What the exercise asks: Pick out the lines below that include the string "name".

▽

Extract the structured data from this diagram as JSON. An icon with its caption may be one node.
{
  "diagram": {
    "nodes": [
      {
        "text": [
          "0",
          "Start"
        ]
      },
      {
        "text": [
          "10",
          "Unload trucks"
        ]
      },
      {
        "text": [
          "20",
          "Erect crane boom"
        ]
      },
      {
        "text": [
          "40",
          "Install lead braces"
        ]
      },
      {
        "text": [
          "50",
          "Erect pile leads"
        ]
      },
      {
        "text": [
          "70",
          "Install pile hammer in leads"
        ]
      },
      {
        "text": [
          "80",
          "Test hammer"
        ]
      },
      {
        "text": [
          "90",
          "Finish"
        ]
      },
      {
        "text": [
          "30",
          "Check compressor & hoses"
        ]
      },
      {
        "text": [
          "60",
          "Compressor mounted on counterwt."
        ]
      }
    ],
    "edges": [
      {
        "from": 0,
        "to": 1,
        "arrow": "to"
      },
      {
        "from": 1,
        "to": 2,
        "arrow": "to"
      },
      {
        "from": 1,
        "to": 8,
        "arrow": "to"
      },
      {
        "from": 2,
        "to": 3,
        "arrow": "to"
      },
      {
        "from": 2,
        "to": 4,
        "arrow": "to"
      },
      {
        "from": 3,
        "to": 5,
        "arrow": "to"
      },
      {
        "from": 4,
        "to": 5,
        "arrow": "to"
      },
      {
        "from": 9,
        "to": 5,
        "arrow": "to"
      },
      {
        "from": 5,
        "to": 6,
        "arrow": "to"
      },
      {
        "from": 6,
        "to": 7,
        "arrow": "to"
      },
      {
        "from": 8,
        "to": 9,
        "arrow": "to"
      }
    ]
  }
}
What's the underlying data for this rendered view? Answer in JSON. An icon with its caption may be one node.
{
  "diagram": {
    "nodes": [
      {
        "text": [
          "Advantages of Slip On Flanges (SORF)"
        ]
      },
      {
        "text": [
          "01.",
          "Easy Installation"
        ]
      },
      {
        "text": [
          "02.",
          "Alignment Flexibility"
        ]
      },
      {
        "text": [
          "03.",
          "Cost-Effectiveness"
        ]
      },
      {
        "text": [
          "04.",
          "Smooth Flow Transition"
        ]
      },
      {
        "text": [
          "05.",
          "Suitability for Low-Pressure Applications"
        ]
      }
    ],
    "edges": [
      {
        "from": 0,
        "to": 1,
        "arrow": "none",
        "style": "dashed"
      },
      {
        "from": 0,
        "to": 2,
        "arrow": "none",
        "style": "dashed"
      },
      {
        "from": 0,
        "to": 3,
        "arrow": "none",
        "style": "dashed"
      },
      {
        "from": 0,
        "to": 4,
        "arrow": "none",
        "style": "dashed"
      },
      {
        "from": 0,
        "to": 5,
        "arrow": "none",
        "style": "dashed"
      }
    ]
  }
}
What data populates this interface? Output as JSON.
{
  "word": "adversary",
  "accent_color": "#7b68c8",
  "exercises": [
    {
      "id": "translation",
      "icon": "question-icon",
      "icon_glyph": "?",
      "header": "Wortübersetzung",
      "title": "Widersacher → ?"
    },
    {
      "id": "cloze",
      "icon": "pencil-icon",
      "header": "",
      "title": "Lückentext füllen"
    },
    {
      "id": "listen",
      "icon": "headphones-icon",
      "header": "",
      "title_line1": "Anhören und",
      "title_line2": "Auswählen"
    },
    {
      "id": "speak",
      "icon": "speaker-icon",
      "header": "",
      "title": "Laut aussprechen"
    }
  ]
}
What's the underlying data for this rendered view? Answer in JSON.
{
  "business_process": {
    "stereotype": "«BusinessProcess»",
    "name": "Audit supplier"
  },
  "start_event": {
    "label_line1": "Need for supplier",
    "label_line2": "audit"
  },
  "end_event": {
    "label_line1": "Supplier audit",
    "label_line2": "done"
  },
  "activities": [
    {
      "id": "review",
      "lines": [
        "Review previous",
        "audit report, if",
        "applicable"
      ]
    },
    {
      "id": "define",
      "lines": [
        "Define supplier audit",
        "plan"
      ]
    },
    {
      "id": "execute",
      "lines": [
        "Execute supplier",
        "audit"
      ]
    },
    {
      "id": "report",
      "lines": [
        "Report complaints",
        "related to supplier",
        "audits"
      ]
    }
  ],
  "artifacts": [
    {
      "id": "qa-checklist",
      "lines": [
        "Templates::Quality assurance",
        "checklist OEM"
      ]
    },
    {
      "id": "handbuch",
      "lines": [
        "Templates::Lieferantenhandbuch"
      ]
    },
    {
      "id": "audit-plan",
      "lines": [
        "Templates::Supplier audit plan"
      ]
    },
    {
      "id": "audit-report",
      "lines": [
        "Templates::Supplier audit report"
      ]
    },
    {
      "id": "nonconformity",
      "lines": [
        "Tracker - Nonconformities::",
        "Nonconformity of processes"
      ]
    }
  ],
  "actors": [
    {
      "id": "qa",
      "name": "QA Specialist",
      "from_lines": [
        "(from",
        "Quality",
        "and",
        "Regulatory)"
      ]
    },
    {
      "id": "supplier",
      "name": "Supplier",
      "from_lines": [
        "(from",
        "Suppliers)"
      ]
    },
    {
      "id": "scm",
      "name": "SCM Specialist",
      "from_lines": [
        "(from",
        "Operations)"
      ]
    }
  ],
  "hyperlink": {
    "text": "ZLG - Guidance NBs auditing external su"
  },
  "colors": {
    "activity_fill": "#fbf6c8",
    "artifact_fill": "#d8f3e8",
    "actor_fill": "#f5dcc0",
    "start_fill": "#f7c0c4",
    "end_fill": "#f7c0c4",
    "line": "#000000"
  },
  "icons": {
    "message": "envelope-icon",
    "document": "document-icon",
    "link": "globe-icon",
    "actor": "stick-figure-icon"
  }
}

△

Result for this task:
    "name": "Audit supplier"
      "name": "QA Specialist",
      "name": "Supplier",
      "name": "SCM Specialist",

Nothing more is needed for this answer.